Michael Moore [00:24:16] Right. So a lot of people came out to vote in 2020 who had not voted in a long time, if ever. And and so Biden got more votes than any president in our history and beat Trump by over seven million votes. I had this feeling that a lot of them came out because these promises were made, these really basic promises. I’m not talking about the really radical stuff. Maybe some people I know, like me, would be voting. These things are not radical – that old people should be able to get eyeglasses, their teeth checked, a hearing aid or two. You know, pre-K. All this stuff, these aren’t radical ideas. Why are we even having to worry about this when the American people have made it clear they wanted the Democrats in power, both in the White House, the House and the Senate? 

Samuel Moyn [00:25:14] Well, you know it is a great question because it’s minor stuff in the context of industrial democracies and, in fact, what has already been stripped out of Build Back Better, which, you know, we had free college long ago. Family leave more recently is also standard. You know, universal single payer health care, what wasn’t in it at any point. And these are so basic to what American citizenship ought to involve. It’s no wonder that people are disappointed. And you know, we also have to add to what you said, that while Biden got the most votes of any presidential candidate in U.S. history, Trump got the second most because it was just that he mobilized an electorate. And I’m very worried because it could be the last chance for the Democrats to kind of offer a credible package to the working people of the country. And it seems like they’re missing it. And that’s sad because we were warned for years that if we missed it again, we really might not have a country, anything like the one we’ve had before. And then we were told that Biden was FDR saving us, as Roosevelt did in the 30s from all the terrible alternatives of that era, but then to go minimal, it just doesn’t seem like they could have been telling the truth or serious before. 

Michael Moore [00:27:18] Why don’t they understand that by not delivering on these promises, why people went to the polls and voted for them, then if they don’t pass this bill, if they don’t do other things, we’re not even talking about voting rights anymore. If they don’t do these things, what makes them think that people are gonna’ come out next year and vote for them? I’m beside myself with this and I read your op-ed and I thought, Yes, exactly. Why don’t the Democrats understand this? 

Samuel Moyn [00:27:45] Well, you know, not to get cynical, but I think they do understand it. And the centrists have made a calculation that they can’t lose the support of the rich, and they recognize that, you know, wealthier suburbanites also went for Biden last time, and they don’t like higher taxes, though they hate Trump. And that the centrists can squeak by. And that seems to be their bet, but it’s an enormous risk to incur just to keep the rich happy. And there’s a whole nother part of the electorate that FDR had and that the Democrats had for a generation that you could get back by abandoning the rich to their own devices and, you know, doing something you know, for working people finally. 

Michael Moore [00:28:57] Right. 

Samuel Moyn [00:28:58] And I really worry that the bet that the centrists have made will blow up in all of our faces.

-- ENTRIES SHOWN --

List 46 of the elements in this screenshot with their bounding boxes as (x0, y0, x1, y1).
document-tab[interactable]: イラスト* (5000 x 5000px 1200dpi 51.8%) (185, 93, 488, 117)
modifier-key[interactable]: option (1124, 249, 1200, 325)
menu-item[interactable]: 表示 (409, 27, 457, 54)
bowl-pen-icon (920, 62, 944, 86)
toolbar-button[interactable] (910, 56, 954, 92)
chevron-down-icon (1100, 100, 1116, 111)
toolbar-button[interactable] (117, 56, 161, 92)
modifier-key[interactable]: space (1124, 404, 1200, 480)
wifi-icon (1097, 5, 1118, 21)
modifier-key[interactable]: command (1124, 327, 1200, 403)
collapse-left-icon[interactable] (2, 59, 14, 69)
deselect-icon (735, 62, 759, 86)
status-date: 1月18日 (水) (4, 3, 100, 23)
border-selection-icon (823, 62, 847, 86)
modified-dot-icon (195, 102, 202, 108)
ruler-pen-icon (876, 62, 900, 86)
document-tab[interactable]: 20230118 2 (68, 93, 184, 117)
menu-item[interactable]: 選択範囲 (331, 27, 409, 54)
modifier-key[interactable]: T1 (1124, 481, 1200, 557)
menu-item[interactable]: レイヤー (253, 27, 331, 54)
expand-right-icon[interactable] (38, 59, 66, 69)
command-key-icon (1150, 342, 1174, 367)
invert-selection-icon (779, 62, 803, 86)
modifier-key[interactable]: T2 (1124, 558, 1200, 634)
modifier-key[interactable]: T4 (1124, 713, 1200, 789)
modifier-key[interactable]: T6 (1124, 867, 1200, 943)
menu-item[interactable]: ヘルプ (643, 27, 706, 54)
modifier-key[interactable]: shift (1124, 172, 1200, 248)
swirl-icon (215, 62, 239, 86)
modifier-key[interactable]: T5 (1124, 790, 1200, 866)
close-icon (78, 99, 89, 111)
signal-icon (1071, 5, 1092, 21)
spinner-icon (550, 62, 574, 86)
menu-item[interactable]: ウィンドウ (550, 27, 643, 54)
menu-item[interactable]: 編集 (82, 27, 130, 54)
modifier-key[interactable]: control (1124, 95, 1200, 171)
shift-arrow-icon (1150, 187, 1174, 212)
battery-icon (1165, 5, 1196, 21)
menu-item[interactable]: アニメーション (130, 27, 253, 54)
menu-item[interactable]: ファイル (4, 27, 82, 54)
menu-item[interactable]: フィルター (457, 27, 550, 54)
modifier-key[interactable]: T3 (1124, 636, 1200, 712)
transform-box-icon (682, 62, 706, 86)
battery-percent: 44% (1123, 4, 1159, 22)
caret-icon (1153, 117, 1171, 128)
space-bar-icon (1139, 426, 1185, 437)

-- TASK ITEM --
Pick up the transcript of the conversation between Michael Moore and Samuel Moyn after its final line, and continue it.

-- EXPECTED ANSWER --
Michael Moore [00:29:06] And do they know something about us on the left that most of us, it seems, some of us, will back down. And will eventually say, You know what, we just got to get what we can get right now and then we’ll deal with it later. Like, a lot of people said when Obamacare was passed, which by the way, that was passed 12 years ago. 12 years ago. Yeah, we’ll work on that single-payer thing or some of this other stuff. Let’s just get this one passed – it’s 12 years later. Where are we? 

Samuel Moyn [00:29:37] Exactly. And I have a hard time explaining some of those who, you know, trusted Biden or were willing to stop holding this infrastructure bill hostage in order to get the human infrastructure. And that’s where I think we have to get into this narrative that crystallized so quickly around the, you know, defeat of Terry McAuliffe in the Virginia gubernatorial campaign last week, because suddenly the centrists could say, You’re going too far. And that’s why we lost, you’re supporting critical race theory in school when a lot of Virginians were just upset that, you know, that we’d reacted to the pandemic by closing schools for so long. And I think that there was a sense after McAuliffe lost that there was like an emergency. But it just perplexes me that the response to the emergency would be to return to the center when that’s what McAuliffe stood for his whole career as a kind of apparatchik of Bill Clinton and as a kind of critic of moving beyond austerity and neoliberalism for decades. And yet the response has been to take that race as a warning not to move left, not to think about a more generous social contract for our fellow Americans. 

Michael Moore [00:31:25] And it’s not just Virginia. Look what a horrible loss New Jersey had. He won. The governor won. Every election has some winners and losers. They just went overboard on this, though. Look at the, you know, the Democrats lost in this and that. Boston’s got a great new mayor. I mean, I can cite races all over the country last week that actually turned out quite well. And yet they’re pounding away and then they brought out the big guns. Mark Penn, the old school guy that ran the Clinton campaigns, et cetera. The New York Times editorial board came out chastising progressives and saying that, If the Democratic Party doesn’t get more moderate, then we’re going to lose. And it’s like, this is the great liberal New York Times. I’m just like, Wow, they’re really afraid of the progressives and of the country, which has become progressive. 

Michael Moore [00:32:26] The majority of Americans take the liberal left progressive position on just about every issue and support it by wide margins of 60-70, sometimes 80 percent. Gun controls 90 percent. They are misreading the country because they don’t want to lose their power. That’s how I look at it. What do we do about this?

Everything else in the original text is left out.